◆ Your objective ◆
From the listing below, pick out each line with the word "Marine".

Chart and figure data:
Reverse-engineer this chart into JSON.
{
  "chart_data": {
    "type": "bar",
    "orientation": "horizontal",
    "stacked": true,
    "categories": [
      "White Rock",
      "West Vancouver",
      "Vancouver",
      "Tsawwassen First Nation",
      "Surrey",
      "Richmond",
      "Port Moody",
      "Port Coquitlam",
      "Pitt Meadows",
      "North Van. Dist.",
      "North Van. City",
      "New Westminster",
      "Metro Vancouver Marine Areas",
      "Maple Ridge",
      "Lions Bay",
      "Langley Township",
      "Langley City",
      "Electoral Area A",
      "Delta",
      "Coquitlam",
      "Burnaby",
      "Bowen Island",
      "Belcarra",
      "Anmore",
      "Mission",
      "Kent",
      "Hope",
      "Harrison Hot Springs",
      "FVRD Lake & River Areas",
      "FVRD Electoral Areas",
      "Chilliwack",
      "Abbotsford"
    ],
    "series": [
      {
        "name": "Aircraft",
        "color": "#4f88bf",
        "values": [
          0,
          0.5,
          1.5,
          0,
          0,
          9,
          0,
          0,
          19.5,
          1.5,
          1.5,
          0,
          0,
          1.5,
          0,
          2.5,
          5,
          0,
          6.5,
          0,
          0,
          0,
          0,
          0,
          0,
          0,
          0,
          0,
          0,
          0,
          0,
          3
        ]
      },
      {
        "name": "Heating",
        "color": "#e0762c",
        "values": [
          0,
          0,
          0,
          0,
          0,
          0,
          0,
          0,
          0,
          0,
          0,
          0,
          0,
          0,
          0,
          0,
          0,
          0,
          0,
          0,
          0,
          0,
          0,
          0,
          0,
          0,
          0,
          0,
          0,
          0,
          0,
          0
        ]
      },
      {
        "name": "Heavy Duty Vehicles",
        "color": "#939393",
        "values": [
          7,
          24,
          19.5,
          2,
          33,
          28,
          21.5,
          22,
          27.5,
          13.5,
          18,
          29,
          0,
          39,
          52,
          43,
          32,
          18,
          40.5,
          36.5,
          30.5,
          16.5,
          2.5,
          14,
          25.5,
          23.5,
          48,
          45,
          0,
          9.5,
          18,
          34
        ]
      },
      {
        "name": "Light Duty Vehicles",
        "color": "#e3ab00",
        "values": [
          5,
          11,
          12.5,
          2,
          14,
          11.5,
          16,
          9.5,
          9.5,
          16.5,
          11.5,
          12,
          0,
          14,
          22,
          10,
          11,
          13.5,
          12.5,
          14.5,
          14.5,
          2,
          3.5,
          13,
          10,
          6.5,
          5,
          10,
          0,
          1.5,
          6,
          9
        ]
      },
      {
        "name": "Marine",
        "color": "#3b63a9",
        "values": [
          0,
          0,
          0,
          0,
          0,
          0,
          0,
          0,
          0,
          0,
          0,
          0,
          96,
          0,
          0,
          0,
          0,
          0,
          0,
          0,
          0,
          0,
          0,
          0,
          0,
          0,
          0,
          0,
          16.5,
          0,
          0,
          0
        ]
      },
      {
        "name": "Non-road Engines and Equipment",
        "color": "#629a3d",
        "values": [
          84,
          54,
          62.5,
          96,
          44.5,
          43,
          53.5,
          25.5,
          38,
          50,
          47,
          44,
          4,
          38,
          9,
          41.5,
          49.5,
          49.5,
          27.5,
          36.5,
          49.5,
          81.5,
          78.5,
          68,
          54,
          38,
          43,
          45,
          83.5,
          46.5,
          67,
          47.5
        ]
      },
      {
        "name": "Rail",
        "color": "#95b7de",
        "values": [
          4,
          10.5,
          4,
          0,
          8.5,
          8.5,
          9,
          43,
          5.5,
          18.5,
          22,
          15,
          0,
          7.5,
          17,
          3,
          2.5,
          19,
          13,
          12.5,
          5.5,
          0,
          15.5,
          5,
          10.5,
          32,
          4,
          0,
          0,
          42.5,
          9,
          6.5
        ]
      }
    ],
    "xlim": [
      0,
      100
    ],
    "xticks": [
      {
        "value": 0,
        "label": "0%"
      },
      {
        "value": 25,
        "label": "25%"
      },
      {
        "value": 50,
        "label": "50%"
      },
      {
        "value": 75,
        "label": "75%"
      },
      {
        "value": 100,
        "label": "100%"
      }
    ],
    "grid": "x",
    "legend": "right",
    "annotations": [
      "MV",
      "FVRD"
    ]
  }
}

◆ Final result ◆
      "Metro Vancouver Marine Areas",
        "name": "Marine",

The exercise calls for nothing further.